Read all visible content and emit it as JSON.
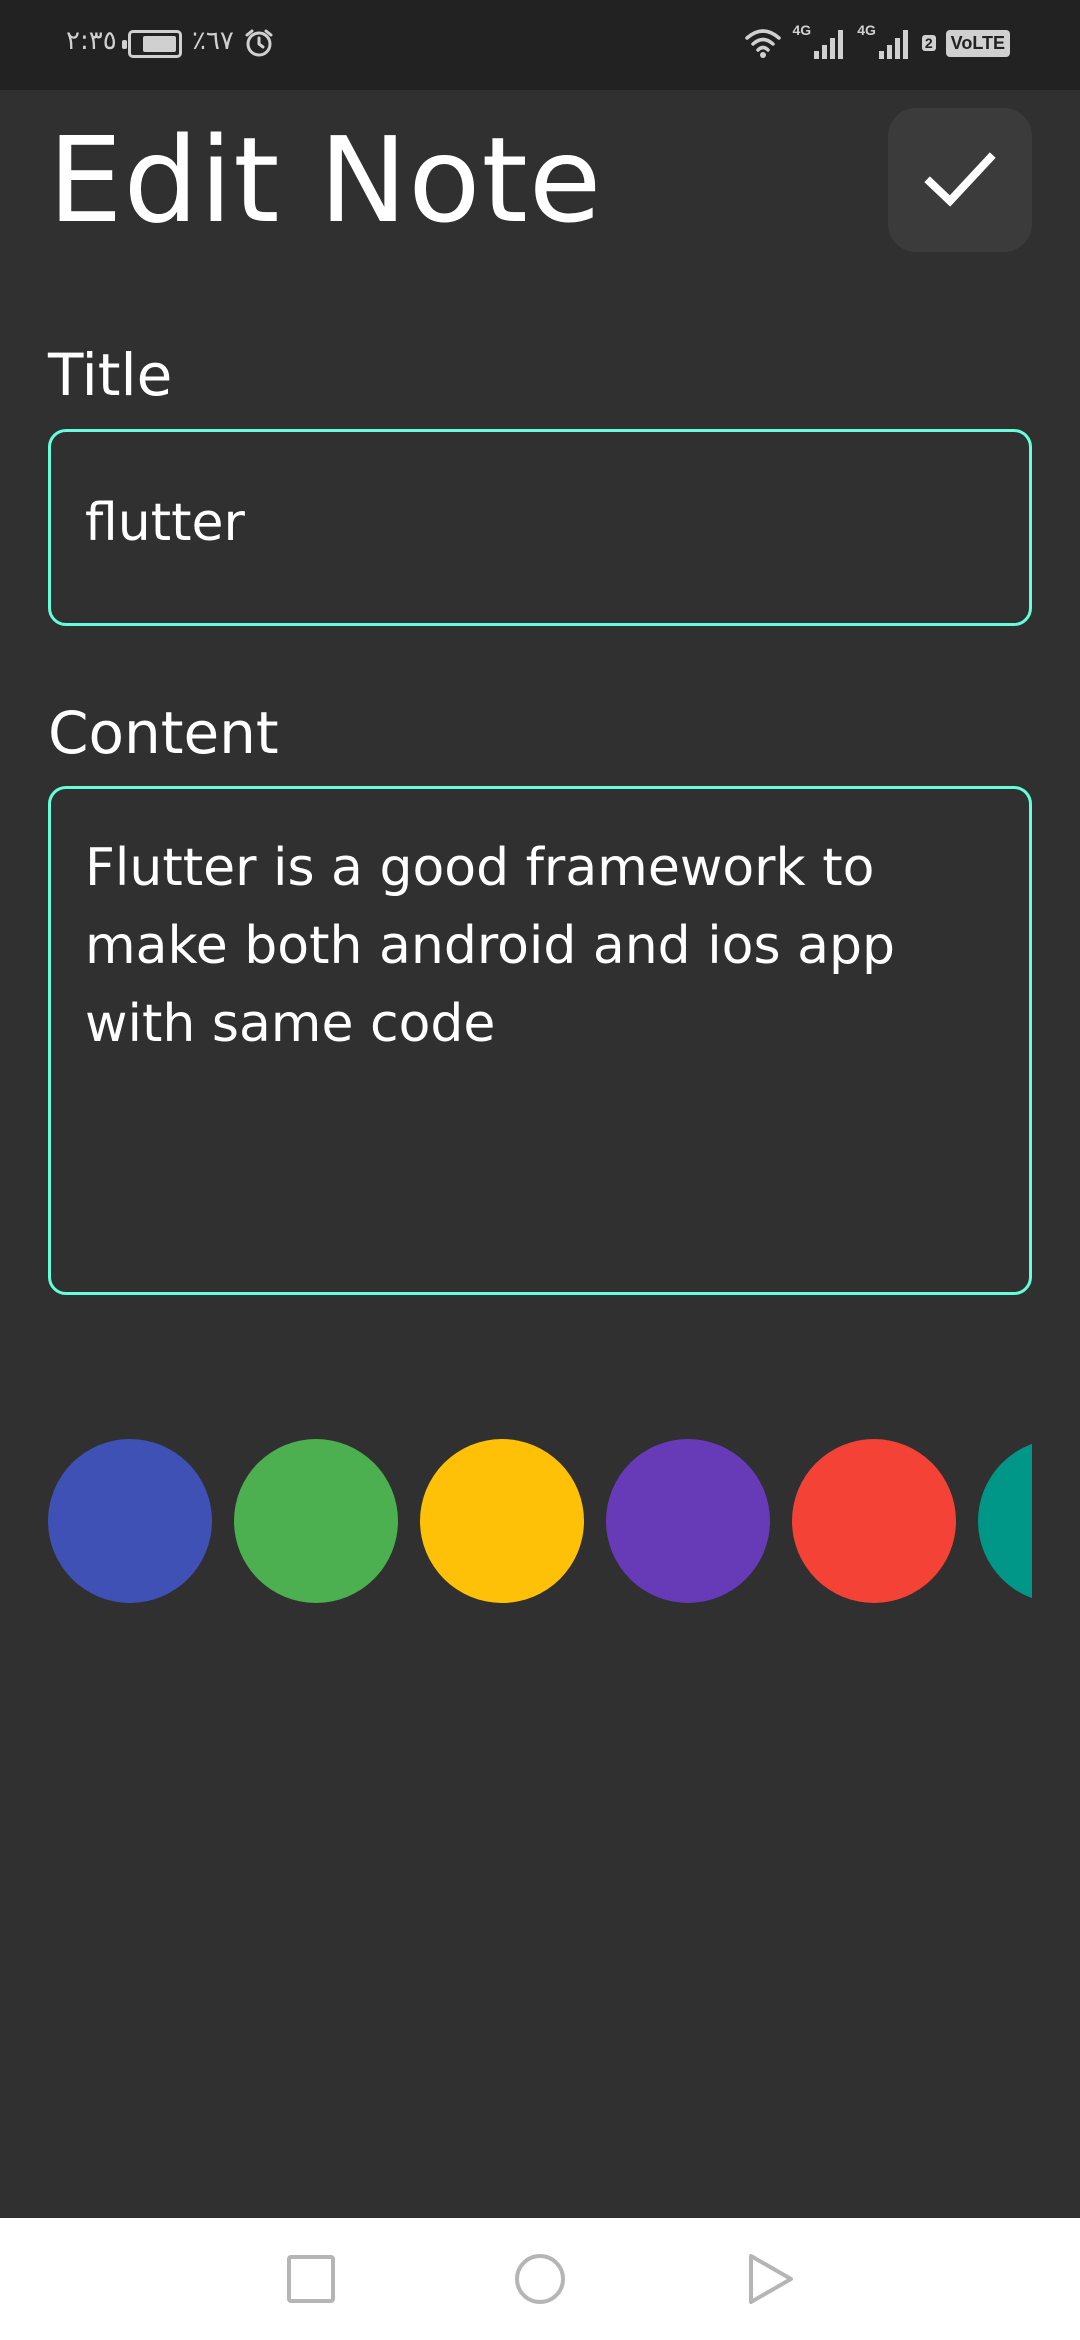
{
  "status_bar": {
    "time": "٢:٣٥",
    "battery": "٪٦٧",
    "network_1": "4G",
    "network_2": "4G",
    "sim_badge": "2",
    "volte": "VoLTE"
  },
  "header": {
    "title": "Edit Note",
    "save_icon": "check-icon"
  },
  "form": {
    "title_label": "Title",
    "title_value": "flutter",
    "content_label": "Content",
    "content_value": "Flutter is a good framework to\nmake both android and ios app\nwith same code"
  },
  "colors": [
    "#3f51b5",
    "#4caf50",
    "#ffc107",
    "#673ab7",
    "#f44336",
    "#009688"
  ],
  "nav": {
    "recents_icon": "square-icon",
    "home_icon": "circle-icon",
    "back_icon": "triangle-back-icon"
  },
  "theme": {
    "background": "#303030",
    "accent_border": "#64ffda",
    "button_bg": "#3b3b3b"
  }
}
===
__Work to do__
Restate the full listing verbatim and drop every picture.

__Solution for this task__
Read all visible content and emit it as JSON.
{
  "status_bar": {
    "time": "٢:٣٥",
    "battery": "٪٦٧",
    "network_1": "4G",
    "network_2": "4G",
    "sim_badge": "2",
    "volte": "VoLTE"
  },
  "header": {
    "title": "Edit Note",
    "save_icon": "check-icon"
  },
  "form": {
    "title_label": "Title",
    "title_value": "flutter",
    "content_label": "Content",
    "content_value": "Flutter is a good framework to\nmake both android and ios app\nwith same code"
  },
  "colors": [
    "#3f51b5",
    "#4caf50",
    "#ffc107",
    "#673ab7",
    "#f44336",
    "#009688"
  ],
  "nav": {
    "recents_icon": "square-icon",
    "home_icon": "circle-icon",
    "back_icon": "triangle-back-icon"
  },
  "theme": {
    "background": "#303030",
    "accent_border": "#64ffda",
    "button_bg": "#3b3b3b"
  }
}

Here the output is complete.